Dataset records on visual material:

## START

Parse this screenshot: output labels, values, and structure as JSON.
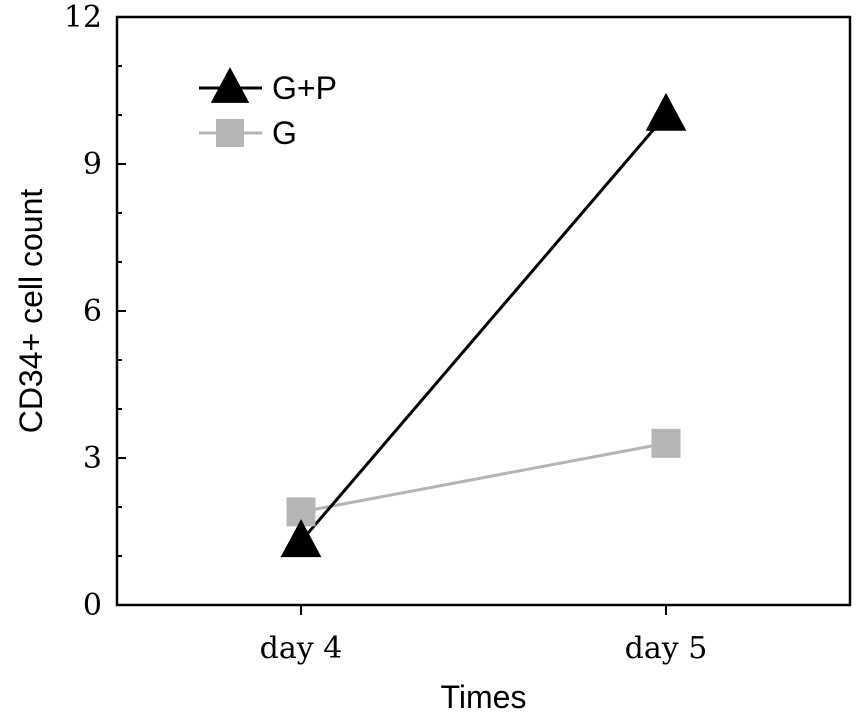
{
  "chart_data": {
    "type": "line",
    "xlabel": "Times",
    "ylabel": "CD34+ cell count",
    "categories": [
      "day 4",
      "day 5"
    ],
    "ylim": [
      0,
      12
    ],
    "yticks": [
      0,
      3,
      6,
      9,
      12
    ],
    "y_minor_step": 1,
    "grid": false,
    "legend_position": "top-left",
    "series": [
      {
        "name": "G+P",
        "values": [
          1.3,
          10.0
        ],
        "color": "#000000",
        "marker": "triangle"
      },
      {
        "name": "G",
        "values": [
          1.9,
          3.3
        ],
        "color": "#b5b5b5",
        "marker": "square"
      }
    ]
  }
}
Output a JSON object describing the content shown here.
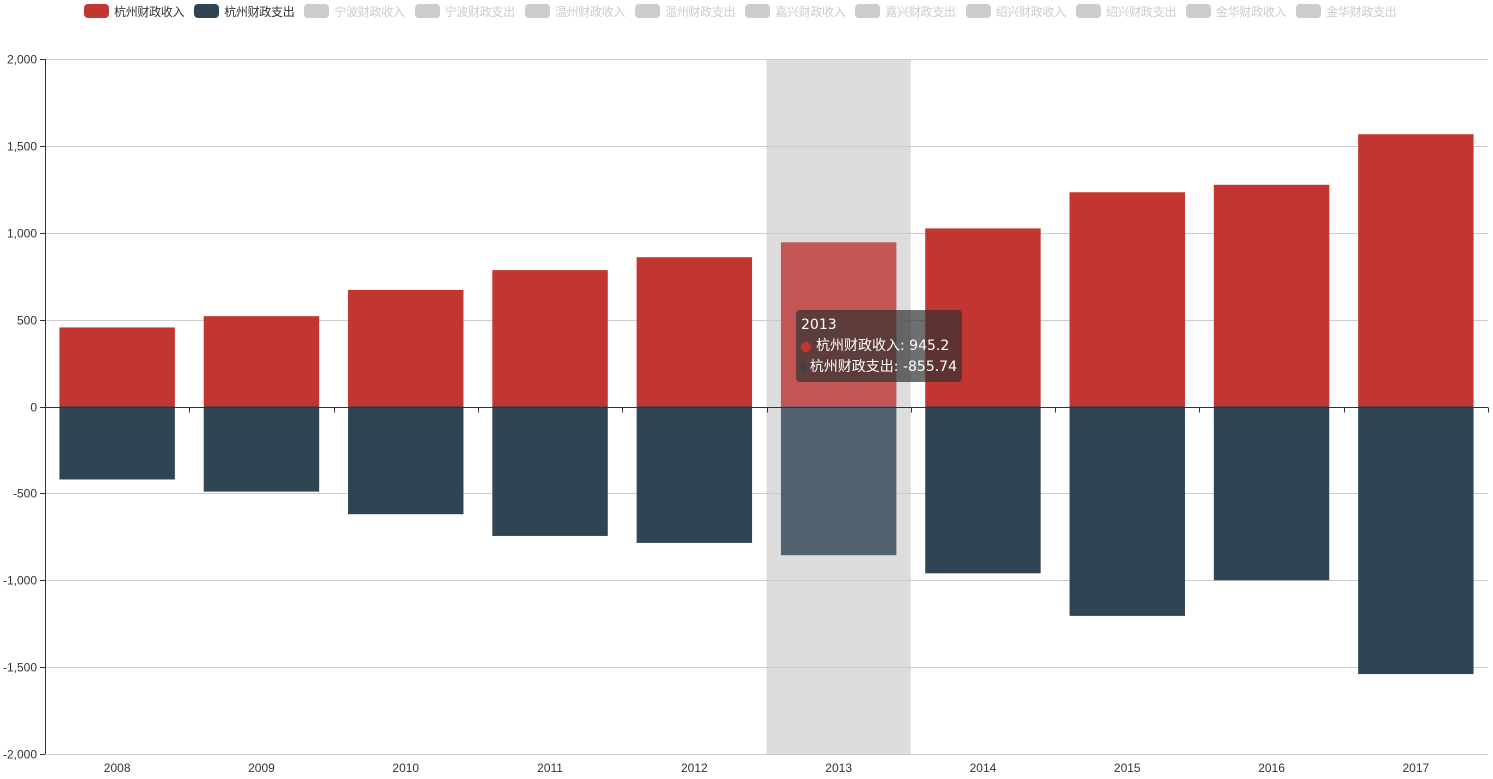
{
  "legend": [
    {
      "name": "杭州财政收入",
      "color": "#c23531",
      "active": true
    },
    {
      "name": "杭州财政支出",
      "color": "#2f4554",
      "active": true
    },
    {
      "name": "宁波财政收入",
      "color": "#cccccc",
      "active": false
    },
    {
      "name": "宁波财政支出",
      "color": "#cccccc",
      "active": false
    },
    {
      "name": "温州财政收入",
      "color": "#cccccc",
      "active": false
    },
    {
      "name": "温州财政支出",
      "color": "#cccccc",
      "active": false
    },
    {
      "name": "嘉兴财政收入",
      "color": "#cccccc",
      "active": false
    },
    {
      "name": "嘉兴财政支出",
      "color": "#cccccc",
      "active": false
    },
    {
      "name": "绍兴财政收入",
      "color": "#cccccc",
      "active": false
    },
    {
      "name": "绍兴财政支出",
      "color": "#cccccc",
      "active": false
    },
    {
      "name": "金华财政收入",
      "color": "#cccccc",
      "active": false
    },
    {
      "name": "金华财政支出",
      "color": "#cccccc",
      "active": false
    }
  ],
  "tooltip": {
    "title": "2013",
    "rows": [
      {
        "text": "杭州财政收入: 945.2",
        "color": "#c23531"
      },
      {
        "text": "杭州财政支出: -855.74",
        "color": "#2f4554"
      }
    ]
  },
  "chart_data": {
    "type": "bar",
    "categories": [
      "2008",
      "2009",
      "2010",
      "2011",
      "2012",
      "2013",
      "2014",
      "2015",
      "2016",
      "2017"
    ],
    "series": [
      {
        "name": "杭州财政收入",
        "color": "#c23531",
        "values": [
          455,
          520,
          671,
          785,
          859,
          945.2,
          1025,
          1233,
          1276,
          1567
        ]
      },
      {
        "name": "杭州财政支出",
        "color": "#2f4554",
        "values": [
          -420,
          -490,
          -620,
          -745,
          -785,
          -855.74,
          -960,
          -1205,
          -1000,
          -1540
        ]
      }
    ],
    "stacked": true,
    "ylim": [
      -2000,
      2000
    ],
    "yticks": [
      -2000,
      -1500,
      -1000,
      -500,
      0,
      500,
      1000,
      1500,
      2000
    ],
    "ytick_labels": [
      "-2,000",
      "-1,500",
      "-1,000",
      "-500",
      "0",
      "500",
      "1,000",
      "1,500",
      "2,000"
    ],
    "highlighted_category": "2013",
    "grid": true,
    "legend_position": "top-left",
    "title": "",
    "xlabel": "",
    "ylabel": ""
  }
}
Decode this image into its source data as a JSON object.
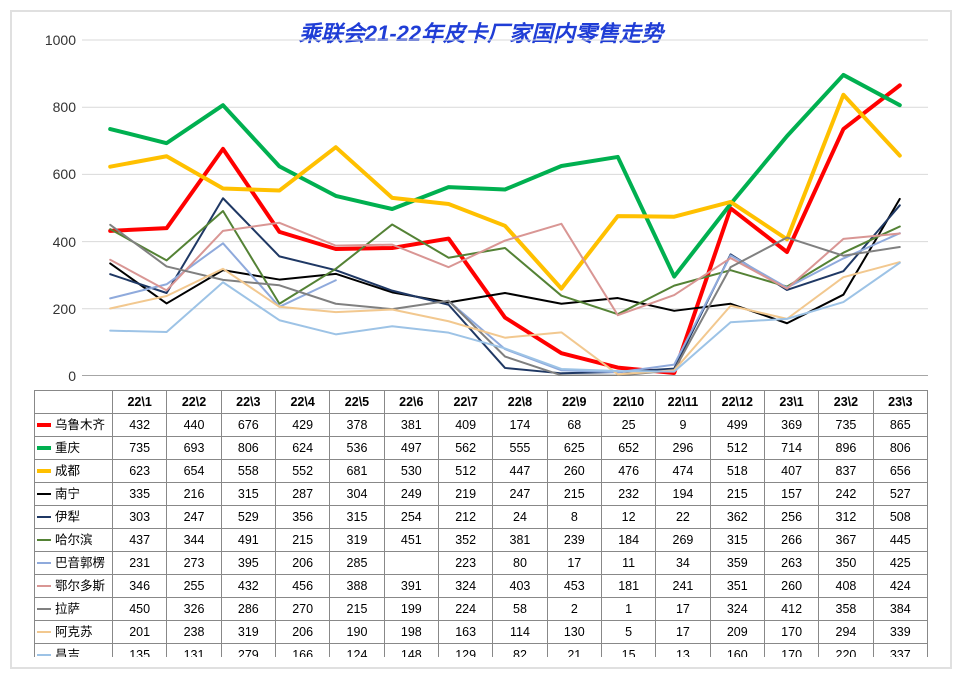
{
  "chart": {
    "title": "乘联会21-22年皮卡厂家国内零售走势",
    "title_fontsize": 22,
    "title_color": "#1f3dd6",
    "type": "line",
    "background": "#ffffff",
    "grid_color": "#d9d9d9",
    "axis_color": "#888888",
    "tick_color": "#d9d9d9",
    "line_width_bold": 4,
    "line_width_thin": 2,
    "ylim": [
      0,
      1000
    ],
    "yticks": [
      0,
      200,
      400,
      600,
      800,
      1000
    ],
    "tick_fontsize": 14,
    "categories": [
      "22\\1",
      "22\\2",
      "22\\3",
      "22\\4",
      "22\\5",
      "22\\6",
      "22\\7",
      "22\\8",
      "22\\9",
      "22\\10",
      "22\\11",
      "22\\12",
      "23\\1",
      "23\\2",
      "23\\3"
    ],
    "series": [
      {
        "name": "乌鲁木齐",
        "color": "#ff0000",
        "weight": "bold",
        "data": [
          432,
          440,
          676,
          429,
          378,
          381,
          409,
          174,
          68,
          25,
          9,
          499,
          369,
          735,
          865
        ]
      },
      {
        "name": "重庆",
        "color": "#00b050",
        "weight": "bold",
        "data": [
          735,
          693,
          806,
          624,
          536,
          497,
          562,
          555,
          625,
          652,
          296,
          512,
          714,
          896,
          806
        ]
      },
      {
        "name": "成都",
        "color": "#ffc000",
        "weight": "bold",
        "data": [
          623,
          654,
          558,
          552,
          681,
          530,
          512,
          447,
          260,
          476,
          474,
          518,
          407,
          837,
          656
        ]
      },
      {
        "name": "南宁",
        "color": "#000000",
        "weight": "thin",
        "data": [
          335,
          216,
          315,
          287,
          304,
          249,
          219,
          247,
          215,
          232,
          194,
          215,
          157,
          242,
          527
        ]
      },
      {
        "name": "伊犁",
        "color": "#1f3864",
        "weight": "thin",
        "data": [
          303,
          247,
          529,
          356,
          315,
          254,
          212,
          24,
          8,
          12,
          22,
          362,
          256,
          312,
          508
        ]
      },
      {
        "name": "哈尔滨",
        "color": "#548235",
        "weight": "thin",
        "data": [
          437,
          344,
          491,
          215,
          319,
          451,
          352,
          381,
          239,
          184,
          269,
          315,
          266,
          367,
          445
        ]
      },
      {
        "name": "巴音郭楞",
        "color": "#8faadc",
        "weight": "thin",
        "data": [
          231,
          273,
          395,
          206,
          285,
          null,
          223,
          80,
          17,
          11,
          34,
          359,
          263,
          350,
          425
        ]
      },
      {
        "name": "鄂尔多斯",
        "color": "#d99694",
        "weight": "thin",
        "data": [
          346,
          255,
          432,
          456,
          388,
          391,
          324,
          403,
          453,
          181,
          241,
          351,
          260,
          408,
          424
        ]
      },
      {
        "name": "拉萨",
        "color": "#808080",
        "weight": "thin",
        "data": [
          450,
          326,
          286,
          270,
          215,
          199,
          224,
          58,
          2,
          1,
          17,
          324,
          412,
          358,
          384
        ]
      },
      {
        "name": "阿克苏",
        "color": "#f2c88f",
        "weight": "thin",
        "data": [
          201,
          238,
          319,
          206,
          190,
          198,
          163,
          114,
          130,
          5,
          17,
          209,
          170,
          294,
          339
        ]
      },
      {
        "name": "昌吉",
        "color": "#9dc3e6",
        "weight": "thin",
        "data": [
          135,
          131,
          279,
          166,
          124,
          148,
          129,
          82,
          21,
          15,
          13,
          160,
          170,
          220,
          337
        ]
      }
    ]
  }
}
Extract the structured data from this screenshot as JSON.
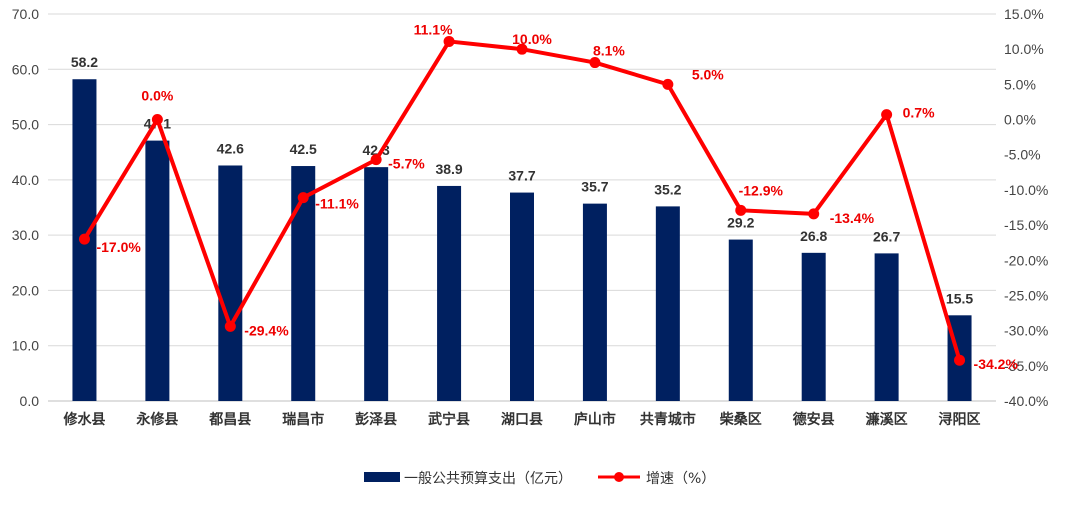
{
  "chart_data": {
    "type": "bar",
    "categories": [
      "修水县",
      "永修县",
      "都昌县",
      "瑞昌市",
      "彭泽县",
      "武宁县",
      "湖口县",
      "庐山市",
      "共青城市",
      "柴桑区",
      "德安县",
      "濂溪区",
      "浔阳区"
    ],
    "series": [
      {
        "name": "一般公共预算支出（亿元）",
        "type": "bar",
        "axis": "left",
        "color": "#002060",
        "values": [
          58.2,
          47.1,
          42.6,
          42.5,
          42.3,
          38.9,
          37.7,
          35.7,
          35.2,
          29.2,
          26.8,
          26.7,
          15.5
        ],
        "labels": [
          "58.2",
          "47.1",
          "42.6",
          "42.5",
          "42.3",
          "38.9",
          "37.7",
          "35.7",
          "35.2",
          "29.2",
          "26.8",
          "26.7",
          "15.5"
        ]
      },
      {
        "name": "增速（%）",
        "type": "line",
        "axis": "right",
        "color": "#ff0000",
        "values": [
          -17.0,
          0.0,
          -29.4,
          -11.1,
          -5.7,
          11.1,
          10.0,
          8.1,
          5.0,
          -12.9,
          -13.4,
          0.7,
          -34.2
        ],
        "labels": [
          "-17.0%",
          "0.0%",
          "-29.4%",
          "-11.1%",
          "-5.7%",
          "11.1%",
          "10.0%",
          "8.1%",
          "5.0%",
          "-12.9%",
          "-13.4%",
          "0.7%",
          "-34.2%"
        ]
      }
    ],
    "y_left": {
      "min": 0,
      "max": 70,
      "ticks": [
        0,
        10,
        20,
        30,
        40,
        50,
        60,
        70
      ],
      "tick_labels": [
        "0.0",
        "10.0",
        "20.0",
        "30.0",
        "40.0",
        "50.0",
        "60.0",
        "70.0"
      ]
    },
    "y_right": {
      "min": -40,
      "max": 15,
      "ticks": [
        -40,
        -35,
        -30,
        -25,
        -20,
        -15,
        -10,
        -5,
        0,
        5,
        10,
        15
      ],
      "tick_labels": [
        "-40.0%",
        "-35.0%",
        "-30.0%",
        "-25.0%",
        "-20.0%",
        "-15.0%",
        "-10.0%",
        "-5.0%",
        "0.0%",
        "5.0%",
        "10.0%",
        "15.0%"
      ]
    },
    "grid": true,
    "legend_position": "bottom",
    "title": "",
    "xlabel": "",
    "ylabel": ""
  }
}
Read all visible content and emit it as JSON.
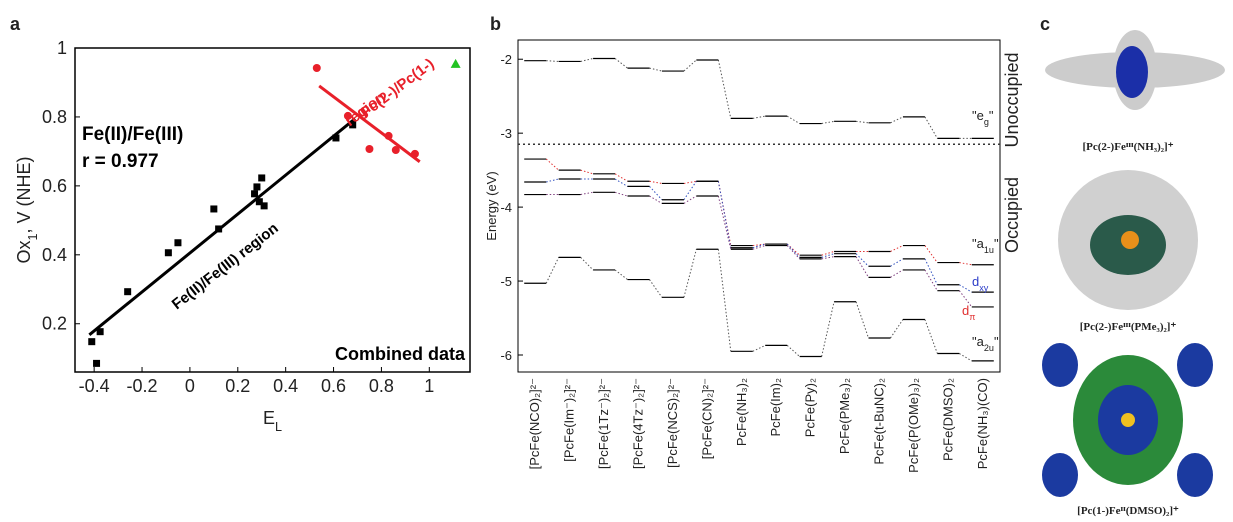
{
  "chart_data": [
    {
      "type": "scatter",
      "panel_label": "a",
      "xlabel": [
        "E",
        "L"
      ],
      "ylabel": [
        "Ox",
        "1",
        ", V (NHE)"
      ],
      "xlim": [
        -0.48,
        1.17
      ],
      "ylim": [
        0.06,
        1.0
      ],
      "xticks": [
        -0.4,
        -0.2,
        0,
        0.2,
        0.4,
        0.6,
        0.8,
        1
      ],
      "yticks": [
        0.2,
        0.4,
        0.6,
        0.8,
        1
      ],
      "series": [
        {
          "color": "#000000",
          "marker": "square",
          "x": [
            -0.41,
            -0.39,
            -0.375,
            -0.26,
            -0.09,
            -0.05,
            0.1,
            0.12,
            0.27,
            0.28,
            0.3,
            0.29,
            0.31,
            0.61,
            0.68
          ],
          "values": [
            0.148,
            0.085,
            0.177,
            0.293,
            0.406,
            0.435,
            0.533,
            0.475,
            0.577,
            0.597,
            0.623,
            0.554,
            0.542,
            0.739,
            0.777
          ]
        },
        {
          "color": "#e8202a",
          "marker": "circle",
          "x": [
            0.53,
            0.66,
            0.75,
            0.83,
            0.86,
            0.94
          ],
          "values": [
            0.942,
            0.803,
            0.707,
            0.745,
            0.704,
            0.693
          ]
        },
        {
          "color": "#22c322",
          "marker": "triangle",
          "x": [
            1.11
          ],
          "values": [
            0.954
          ]
        }
      ],
      "fits": [
        {
          "color": "#000000",
          "x": [
            -0.42,
            0.69
          ],
          "values": [
            0.168,
            0.795
          ]
        },
        {
          "color": "#e8202a",
          "x": [
            0.54,
            0.96
          ],
          "values": [
            0.89,
            0.67
          ]
        }
      ],
      "annotations": [
        "Fe(II)/Fe(III)",
        "r = 0.977",
        "Fe(II)/Fe(III) region",
        "Pc(2-)/Pc(1-)",
        "region",
        "Combined data"
      ]
    },
    {
      "type": "level",
      "panel_label": "b",
      "ylabel": "Energy (eV)",
      "ylim": [
        -6.23,
        -1.74
      ],
      "yticks": [
        -2,
        -3,
        -4,
        -5,
        -6
      ],
      "separator": -3.15,
      "categories": [
        "[PcFe(NCO)₂]²⁻",
        "[PcFe(Im⁻)₂]²⁻",
        "[PcFe(1Tz⁻)₂]²⁻",
        "[PcFe(4Tz⁻)₂]²⁻",
        "[PcFe(NCS)₂]²⁻",
        "[PcFe(CN)₂]²⁻",
        "PcFe(NH₃)₂",
        "PcFe(Im)₂",
        "PcFe(Py)₂",
        "PcFe(PMe₃)₂",
        "PcFe(t-BuNC)₂",
        "PcFe(P(OMe)₃)₂",
        "PcFe(DMSO)₂",
        "PcFe(NH₃)(CO)"
      ],
      "level_color": "#000000",
      "series": [
        {
          "color": "#555555",
          "values": [
            -2.02,
            -2.03,
            -1.99,
            -2.12,
            -2.16,
            -2.01,
            -2.8,
            -2.77,
            -2.87,
            -2.84,
            -2.86,
            -2.78,
            -3.07,
            -3.07
          ]
        },
        {
          "color": "#e03030",
          "values": [
            -3.35,
            -3.5,
            -3.55,
            -3.65,
            -3.68,
            -3.65,
            -4.52,
            -4.5,
            -4.65,
            -4.6,
            -4.6,
            -4.52,
            -4.75,
            -4.78
          ]
        },
        {
          "color": "#3050c0",
          "values": [
            -3.66,
            -3.62,
            -3.62,
            -3.72,
            -3.9,
            -3.65,
            -4.55,
            -4.5,
            -4.68,
            -4.63,
            -4.8,
            -4.7,
            -5.05,
            -5.15
          ]
        },
        {
          "color": "#804080",
          "values": [
            -3.83,
            -3.83,
            -3.8,
            -3.85,
            -3.95,
            -3.85,
            -4.57,
            -4.52,
            -4.7,
            -4.67,
            -4.95,
            -4.85,
            -5.13,
            -5.35
          ]
        },
        {
          "color": "#555555",
          "values": [
            -5.03,
            -4.68,
            -4.85,
            -4.98,
            -5.22,
            -4.57,
            -5.95,
            -5.87,
            -6.02,
            -5.28,
            -5.77,
            -5.52,
            -5.98,
            -6.08
          ]
        }
      ],
      "level_labels": [
        [
          "\"e",
          "g",
          "\""
        ],
        [
          "\"a",
          "1u",
          "\""
        ],
        [
          "d",
          "xy"
        ],
        [
          "d",
          "π"
        ],
        [
          "\"a",
          "2u",
          "\""
        ]
      ],
      "region_labels": [
        "Unoccupied",
        "Occupied"
      ]
    }
  ],
  "panel_c": {
    "label": "c",
    "captions": [
      "[Pc(2-)Feᴵᴵᴵ(NH₃)₂]⁺",
      "[Pc(2-)Feᴵᴵᴵ(PMe₃)₂]⁺",
      "[Pc(1-)Feᴵᴵ(DMSO)₂]⁺"
    ]
  }
}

## END

Stated goal:
Find every line that has "杭州财政支出" in it, then return those lines.

Answer in full:
      "name": "杭州财政支出",
        "text": "杭州财政支出: -855.74",
        "name": "杭州财政支出",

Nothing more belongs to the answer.